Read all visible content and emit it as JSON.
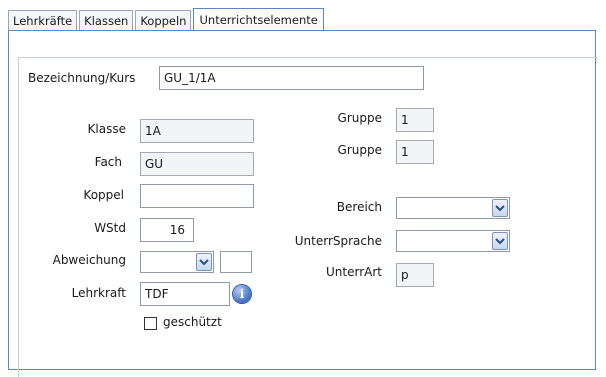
{
  "tabs": [
    {
      "label": "Lehrkräfte",
      "active": false
    },
    {
      "label": "Klassen",
      "active": false
    },
    {
      "label": "Koppeln",
      "active": false
    },
    {
      "label": "Unterrichtselemente",
      "active": true
    }
  ],
  "form": {
    "bezeichnung": {
      "label": "Bezeichnung/Kurs",
      "value": "GU_1/1A"
    },
    "klasse": {
      "label": "Klasse",
      "value": "1A"
    },
    "fach": {
      "label": "Fach",
      "value": "GU"
    },
    "koppel": {
      "label": "Koppel",
      "value": ""
    },
    "wstd": {
      "label": "WStd",
      "value": "16"
    },
    "abweichung": {
      "label": "Abweichung",
      "value": "",
      "extra": ""
    },
    "lehrkraft": {
      "label": "Lehrkraft",
      "value": "TDF",
      "info_icon": "info-icon"
    },
    "geschuetzt": {
      "label": "geschützt",
      "checked": false
    },
    "gruppe1": {
      "label": "Gruppe",
      "value": "1"
    },
    "gruppe2": {
      "label": "Gruppe",
      "value": "1"
    },
    "bereich": {
      "label": "Bereich",
      "value": ""
    },
    "unterrsprache": {
      "label": "UnterrSprache",
      "value": ""
    },
    "unterrart": {
      "label": "UnterrArt",
      "value": "p"
    }
  },
  "colors": {
    "accent_border": "#5b87c4",
    "combo_button": "#7a96c0",
    "info_icon": "#3f6fc0"
  }
}
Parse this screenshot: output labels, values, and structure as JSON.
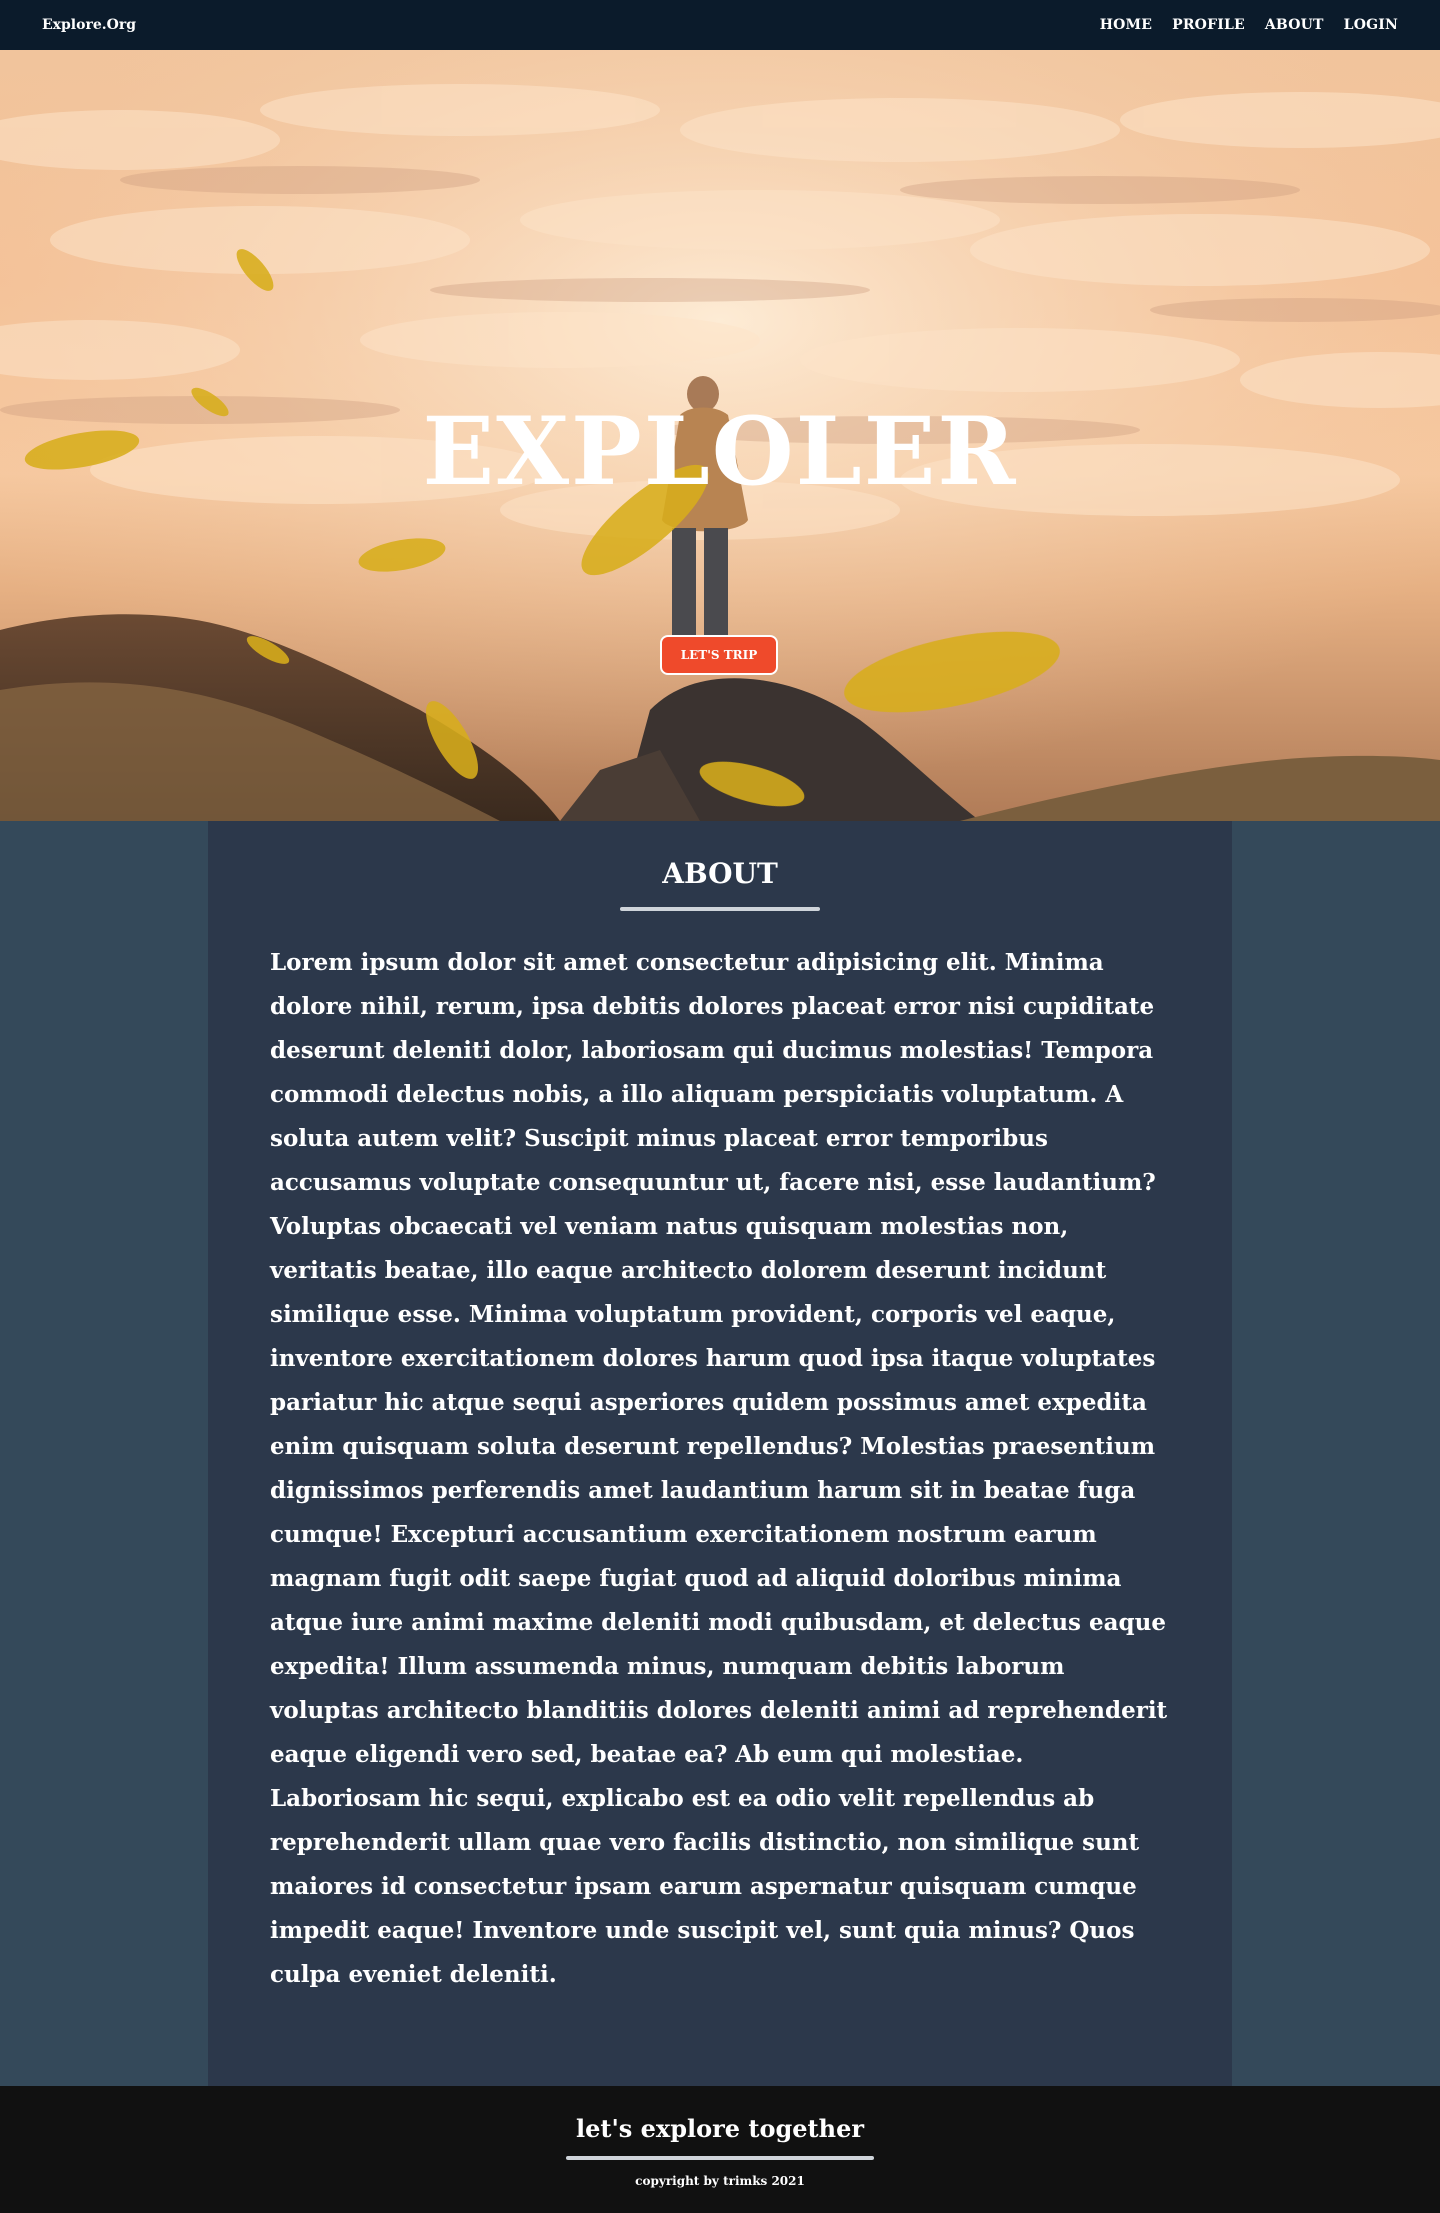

········

Exercise objective:
Which lines include the word "JSON"? Copy every one of them.

Answer below:
Read all visible content and emit it as JSON.
Parse this screenshot: output labels, values, and structure as JSON.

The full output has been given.